**What is required**
Return, word for word, every line that follows.

**Data rows**
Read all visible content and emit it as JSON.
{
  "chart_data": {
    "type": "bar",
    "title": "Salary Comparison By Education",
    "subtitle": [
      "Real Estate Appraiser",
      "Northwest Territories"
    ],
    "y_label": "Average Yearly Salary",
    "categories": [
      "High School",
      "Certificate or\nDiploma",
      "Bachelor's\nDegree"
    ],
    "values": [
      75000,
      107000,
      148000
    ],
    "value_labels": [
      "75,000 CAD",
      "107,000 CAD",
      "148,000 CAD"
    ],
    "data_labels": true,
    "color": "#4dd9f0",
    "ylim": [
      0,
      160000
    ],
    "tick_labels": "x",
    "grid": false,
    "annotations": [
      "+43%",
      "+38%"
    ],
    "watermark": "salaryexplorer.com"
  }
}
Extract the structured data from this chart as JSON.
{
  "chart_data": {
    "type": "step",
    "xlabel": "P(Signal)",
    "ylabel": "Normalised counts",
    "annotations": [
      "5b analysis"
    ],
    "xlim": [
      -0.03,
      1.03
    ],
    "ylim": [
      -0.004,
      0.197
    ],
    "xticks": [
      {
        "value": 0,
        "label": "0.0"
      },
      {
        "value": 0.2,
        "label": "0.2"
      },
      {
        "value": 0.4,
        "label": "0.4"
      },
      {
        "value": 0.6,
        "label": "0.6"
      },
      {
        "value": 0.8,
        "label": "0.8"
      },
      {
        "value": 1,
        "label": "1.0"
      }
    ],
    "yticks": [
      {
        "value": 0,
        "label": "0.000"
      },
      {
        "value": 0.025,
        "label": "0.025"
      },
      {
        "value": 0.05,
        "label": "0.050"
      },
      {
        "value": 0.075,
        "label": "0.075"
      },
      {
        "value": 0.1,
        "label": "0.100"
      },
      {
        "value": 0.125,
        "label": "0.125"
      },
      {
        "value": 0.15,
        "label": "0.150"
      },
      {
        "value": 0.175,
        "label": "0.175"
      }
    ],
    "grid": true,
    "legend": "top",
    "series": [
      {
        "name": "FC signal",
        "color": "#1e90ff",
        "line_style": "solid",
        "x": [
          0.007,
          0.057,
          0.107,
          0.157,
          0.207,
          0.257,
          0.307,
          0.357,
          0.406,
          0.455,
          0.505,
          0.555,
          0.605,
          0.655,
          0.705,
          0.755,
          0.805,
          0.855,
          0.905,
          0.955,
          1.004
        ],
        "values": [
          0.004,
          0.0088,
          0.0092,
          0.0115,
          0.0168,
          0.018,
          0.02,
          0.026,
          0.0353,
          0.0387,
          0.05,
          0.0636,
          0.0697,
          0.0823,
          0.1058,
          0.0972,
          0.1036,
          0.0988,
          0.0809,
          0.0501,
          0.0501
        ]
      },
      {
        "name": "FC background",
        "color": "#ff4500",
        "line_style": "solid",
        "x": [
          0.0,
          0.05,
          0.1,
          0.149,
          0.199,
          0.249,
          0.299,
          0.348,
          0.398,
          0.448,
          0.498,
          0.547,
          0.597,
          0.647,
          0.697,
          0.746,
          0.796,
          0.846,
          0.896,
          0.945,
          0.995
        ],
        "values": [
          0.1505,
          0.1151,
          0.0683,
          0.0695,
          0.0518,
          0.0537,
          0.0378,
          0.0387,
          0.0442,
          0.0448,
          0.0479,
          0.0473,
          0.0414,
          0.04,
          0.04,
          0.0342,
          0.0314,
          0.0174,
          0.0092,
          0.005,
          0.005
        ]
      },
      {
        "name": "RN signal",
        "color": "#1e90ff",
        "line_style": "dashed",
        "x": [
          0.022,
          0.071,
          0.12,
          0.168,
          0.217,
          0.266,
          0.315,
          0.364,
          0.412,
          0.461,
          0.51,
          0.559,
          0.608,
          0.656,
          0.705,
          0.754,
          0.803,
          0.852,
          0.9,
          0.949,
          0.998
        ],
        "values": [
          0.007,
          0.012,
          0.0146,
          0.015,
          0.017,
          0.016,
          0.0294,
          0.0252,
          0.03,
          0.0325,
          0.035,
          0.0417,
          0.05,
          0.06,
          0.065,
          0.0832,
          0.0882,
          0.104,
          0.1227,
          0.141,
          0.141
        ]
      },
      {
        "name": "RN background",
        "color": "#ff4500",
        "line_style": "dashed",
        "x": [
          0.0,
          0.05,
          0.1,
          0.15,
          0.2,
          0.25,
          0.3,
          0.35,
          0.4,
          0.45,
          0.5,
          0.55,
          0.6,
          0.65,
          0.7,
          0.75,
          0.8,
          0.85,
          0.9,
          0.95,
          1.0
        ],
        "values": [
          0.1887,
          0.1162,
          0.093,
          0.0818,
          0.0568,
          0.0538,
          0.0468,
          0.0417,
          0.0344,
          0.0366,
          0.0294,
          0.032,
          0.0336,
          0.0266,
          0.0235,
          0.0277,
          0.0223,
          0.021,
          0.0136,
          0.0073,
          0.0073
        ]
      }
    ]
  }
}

**Task result**
Read all visible content and emit it as JSON.
{
  "chart_data": {
    "type": "bar",
    "title": "Salary Comparison By Education",
    "subtitle": [
      "Real Estate Appraiser",
      "Northwest Territories"
    ],
    "y_label": "Average Yearly Salary",
    "categories": [
      "High School",
      "Certificate or\nDiploma",
      "Bachelor's\nDegree"
    ],
    "values": [
      75000,
      107000,
      148000
    ],
    "value_labels": [
      "75,000 CAD",
      "107,000 CAD",
      "148,000 CAD"
    ],
    "data_labels": true,
    "color": "#4dd9f0",
    "ylim": [
      0,
      160000
    ],
    "tick_labels": "x",
    "grid": false,
    "annotations": [
      "+43%",
      "+38%"
    ],
    "watermark": "salaryexplorer.com"
  }
}
Extract the structured data from this chart as JSON.
{
  "chart_data": {
    "type": "step",
    "xlabel": "P(Signal)",
    "ylabel": "Normalised counts",
    "annotations": [
      "5b analysis"
    ],
    "xlim": [
      -0.03,
      1.03
    ],
    "ylim": [
      -0.004,
      0.197
    ],
    "xticks": [
      {
        "value": 0,
        "label": "0.0"
      },
      {
        "value": 0.2,
        "label": "0.2"
      },
      {
        "value": 0.4,
        "label": "0.4"
      },
      {
        "value": 0.6,
        "label": "0.6"
      },
      {
        "value": 0.8,
        "label": "0.8"
      },
      {
        "value": 1,
        "label": "1.0"
      }
    ],
    "yticks": [
      {
        "value": 0,
        "label": "0.000"
      },
      {
        "value": 0.025,
        "label": "0.025"
      },
      {
        "value": 0.05,
        "label": "0.050"
      },
      {
        "value": 0.075,
        "label": "0.075"
      },
      {
        "value": 0.1,
        "label": "0.100"
      },
      {
        "value": 0.125,
        "label": "0.125"
      },
      {
        "value": 0.15,
        "label": "0.150"
      },
      {
        "value": 0.175,
        "label": "0.175"
      }
    ],
    "grid": true,
    "legend": "top",
    "series": [
      {
        "name": "FC signal",
        "color": "#1e90ff",
        "line_style": "solid",
        "x": [
          0.007,
          0.057,
          0.107,
          0.157,
          0.207,
          0.257,
          0.307,
          0.357,
          0.406,
          0.455,
          0.505,
          0.555,
          0.605,
          0.655,
          0.705,
          0.755,
          0.805,
          0.855,
          0.905,
          0.955,
          1.004
        ],
        "values": [
          0.004,
          0.0088,
          0.0092,
          0.0115,
          0.0168,
          0.018,
          0.02,
          0.026,
          0.0353,
          0.0387,
          0.05,
          0.0636,
          0.0697,
          0.0823,
          0.1058,
          0.0972,
          0.1036,
          0.0988,
          0.0809,
          0.0501,
          0.0501
        ]
      },
      {
        "name": "FC background",
        "color": "#ff4500",
        "line_style": "solid",
        "x": [
          0.0,
          0.05,
          0.1,
          0.149,
          0.199,
          0.249,
          0.299,
          0.348,
          0.398,
          0.448,
          0.498,
          0.547,
          0.597,
          0.647,
          0.697,
          0.746,
          0.796,
          0.846,
          0.896,
          0.945,
          0.995
        ],
        "values": [
          0.1505,
          0.1151,
          0.0683,
          0.0695,
          0.0518,
          0.0537,
          0.0378,
          0.0387,
          0.0442,
          0.0448,
          0.0479,
          0.0473,
          0.0414,
          0.04,
          0.04,
          0.0342,
          0.0314,
          0.0174,
          0.0092,
          0.005,
          0.005
        ]
      },
      {
        "name": "RN signal",
        "color": "#1e90ff",
        "line_style": "dashed",
        "x": [
          0.022,
          0.071,
          0.12,
          0.168,
          0.217,
          0.266,
          0.315,
          0.364,
          0.412,
          0.461,
          0.51,
          0.559,
          0.608,
          0.656,
          0.705,
          0.754,
          0.803,
          0.852,
          0.9,
          0.949,
          0.998
        ],
        "values": [
          0.007,
          0.012,
          0.0146,
          0.015,
          0.017,
          0.016,
          0.0294,
          0.0252,
          0.03,
          0.0325,
          0.035,
          0.0417,
          0.05,
          0.06,
          0.065,
          0.0832,
          0.0882,
          0.104,
          0.1227,
          0.141,
          0.141
        ]
      },
      {
        "name": "RN background",
        "color": "#ff4500",
        "line_style": "dashed",
        "x": [
          0.0,
          0.05,
          0.1,
          0.15,
          0.2,
          0.25,
          0.3,
          0.35,
          0.4,
          0.45,
          0.5,
          0.55,
          0.6,
          0.65,
          0.7,
          0.75,
          0.8,
          0.85,
          0.9,
          0.95,
          1.0
        ],
        "values": [
          0.1887,
          0.1162,
          0.093,
          0.0818,
          0.0568,
          0.0538,
          0.0468,
          0.0417,
          0.0344,
          0.0366,
          0.0294,
          0.032,
          0.0336,
          0.0266,
          0.0235,
          0.0277,
          0.0223,
          0.021,
          0.0136,
          0.0073,
          0.0073
        ]
      }
    ]
  }
}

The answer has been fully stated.